**ESTRATTO DA LEGGERE**

"""

L’altra menzogna oscena sta nell’asserito supporto dell’Unione europea. Sulle prodezze delle due politiche “in rosa”, i velociraptor Lagarde e la Von der Leyen, è superfluo soffermarsi oltre: dalle finte gaffe al falso sostegno morale, queste superburocratesse sono in grado solo di fare paura ed orrore. Ma c’è chi le difende e non solo tra gli eurozerbini di Palazzo Chigi: evidentemente certi commentatori hanno finito di svendere al mercato dell’usato quel che restava della propria coscienza. Ma come può una istituzione che non esiste fornire un qualsiasi supporto? Non è neppure una questione di cattiva volontà, è proprio una faccenda ontologica: l’Europa Unita non c’è, non è mai stata, ogni emergenza viene riscaricata, di risacca, ai singoli Paesi i quali si imitano nel perdere tempo, sottovalutando il pericolo, fino a che non si rendono conto di avere chiuso la quarantena a microbi scappati. È la prova che l’astrazione sovranazionale non c’è e se c’è serve solo a se stessa, che non è mai stata (e mai lo sarà: capito, Salvini?) in grado di sviluppare e di coordinare una azione comune per qualsivoglia situazione. Dicono che questa epidemia segni la fine del sovranismo, ma è una sentenza in attesa di spiegazioni; è più evidente il risultato opposto, il ritorno forzato al decisionismo dei singoli Paesi, stante la latitanza di qualsiasi propulsione globalista.
L’ultimo rigurgito conformista di stampo leninista è nel supporto al regime domestico. È dura, al limite dell’incredibile, riuscire a difendere Giuseppi e i suoi prodi dai loro stessi sfondoni, abissali, letali. Ma i Lotta Continua di oggi ci riescono e poi se la cantano e se la suonano da soli nei loro programmini della loro televisioncina. Spettacolo al limite del grottesco, ma la militanza ha le sua ragioni che la ragione non conosce e la decenza nemmeno. Con la non lieve differenza che i Lotta Continua vintage erano, almeno nominalmente, contro il regime, questi sono completamente spalmati sul regime, nel regime. Più pechinesi dei pechinesi, e questi sarebbero gli schiena dritta? Forse più rigida, per il colpo della strega.

"""

**OBIETTIVO DEL COMPITO**
Elenca, nell'ordine in cui compaiono, tutte le persone chiamate per nome nell'estratto.

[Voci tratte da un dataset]
"""

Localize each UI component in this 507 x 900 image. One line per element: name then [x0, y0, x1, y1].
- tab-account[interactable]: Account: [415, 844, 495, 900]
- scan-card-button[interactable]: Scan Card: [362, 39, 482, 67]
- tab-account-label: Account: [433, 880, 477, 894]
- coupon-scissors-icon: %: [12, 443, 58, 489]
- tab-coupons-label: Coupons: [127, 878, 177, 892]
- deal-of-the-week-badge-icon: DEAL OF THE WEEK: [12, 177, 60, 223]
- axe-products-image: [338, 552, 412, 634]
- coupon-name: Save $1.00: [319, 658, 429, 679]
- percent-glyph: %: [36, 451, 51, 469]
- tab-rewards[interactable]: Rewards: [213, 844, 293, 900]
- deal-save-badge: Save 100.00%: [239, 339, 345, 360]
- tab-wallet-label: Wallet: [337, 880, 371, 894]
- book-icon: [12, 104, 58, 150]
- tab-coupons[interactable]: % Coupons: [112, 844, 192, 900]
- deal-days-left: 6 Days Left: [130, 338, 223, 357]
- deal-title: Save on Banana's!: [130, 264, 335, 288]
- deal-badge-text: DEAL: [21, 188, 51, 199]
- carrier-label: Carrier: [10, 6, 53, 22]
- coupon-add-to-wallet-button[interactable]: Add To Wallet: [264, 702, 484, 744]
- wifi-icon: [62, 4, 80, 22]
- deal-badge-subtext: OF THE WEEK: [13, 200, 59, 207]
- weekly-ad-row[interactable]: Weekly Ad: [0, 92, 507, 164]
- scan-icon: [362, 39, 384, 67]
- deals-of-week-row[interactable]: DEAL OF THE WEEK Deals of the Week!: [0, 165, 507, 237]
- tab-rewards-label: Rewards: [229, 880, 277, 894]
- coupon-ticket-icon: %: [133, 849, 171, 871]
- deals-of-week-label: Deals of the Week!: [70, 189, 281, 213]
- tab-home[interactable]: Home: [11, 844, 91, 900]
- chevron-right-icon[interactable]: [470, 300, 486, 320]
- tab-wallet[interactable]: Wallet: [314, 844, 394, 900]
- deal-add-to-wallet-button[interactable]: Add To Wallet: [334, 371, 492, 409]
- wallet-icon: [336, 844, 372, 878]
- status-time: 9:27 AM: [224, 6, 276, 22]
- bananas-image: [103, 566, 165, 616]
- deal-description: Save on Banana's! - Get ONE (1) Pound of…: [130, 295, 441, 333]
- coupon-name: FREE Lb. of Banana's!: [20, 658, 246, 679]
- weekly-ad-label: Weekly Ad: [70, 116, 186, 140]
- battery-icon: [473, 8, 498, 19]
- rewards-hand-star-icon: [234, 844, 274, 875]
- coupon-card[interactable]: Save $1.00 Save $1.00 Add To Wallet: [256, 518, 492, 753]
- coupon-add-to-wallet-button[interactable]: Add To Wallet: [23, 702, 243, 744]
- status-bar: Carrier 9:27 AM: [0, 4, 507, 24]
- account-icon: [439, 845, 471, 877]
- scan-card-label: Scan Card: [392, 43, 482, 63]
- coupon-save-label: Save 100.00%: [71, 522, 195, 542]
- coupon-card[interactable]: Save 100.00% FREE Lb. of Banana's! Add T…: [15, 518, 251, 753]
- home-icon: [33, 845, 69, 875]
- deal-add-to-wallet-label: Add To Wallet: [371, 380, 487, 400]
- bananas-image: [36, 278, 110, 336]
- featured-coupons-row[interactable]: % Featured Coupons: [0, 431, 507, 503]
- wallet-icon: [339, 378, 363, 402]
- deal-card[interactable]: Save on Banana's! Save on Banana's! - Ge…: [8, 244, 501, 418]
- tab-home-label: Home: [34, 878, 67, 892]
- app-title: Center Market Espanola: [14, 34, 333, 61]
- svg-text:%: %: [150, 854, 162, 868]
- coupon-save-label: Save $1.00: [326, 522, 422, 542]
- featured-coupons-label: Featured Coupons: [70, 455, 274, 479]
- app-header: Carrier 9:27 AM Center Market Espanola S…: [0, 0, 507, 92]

"""

**RISULTATO DELL'ESERCIZIO**
Lagarde, Von der Leyen, Salvini, Giuseppi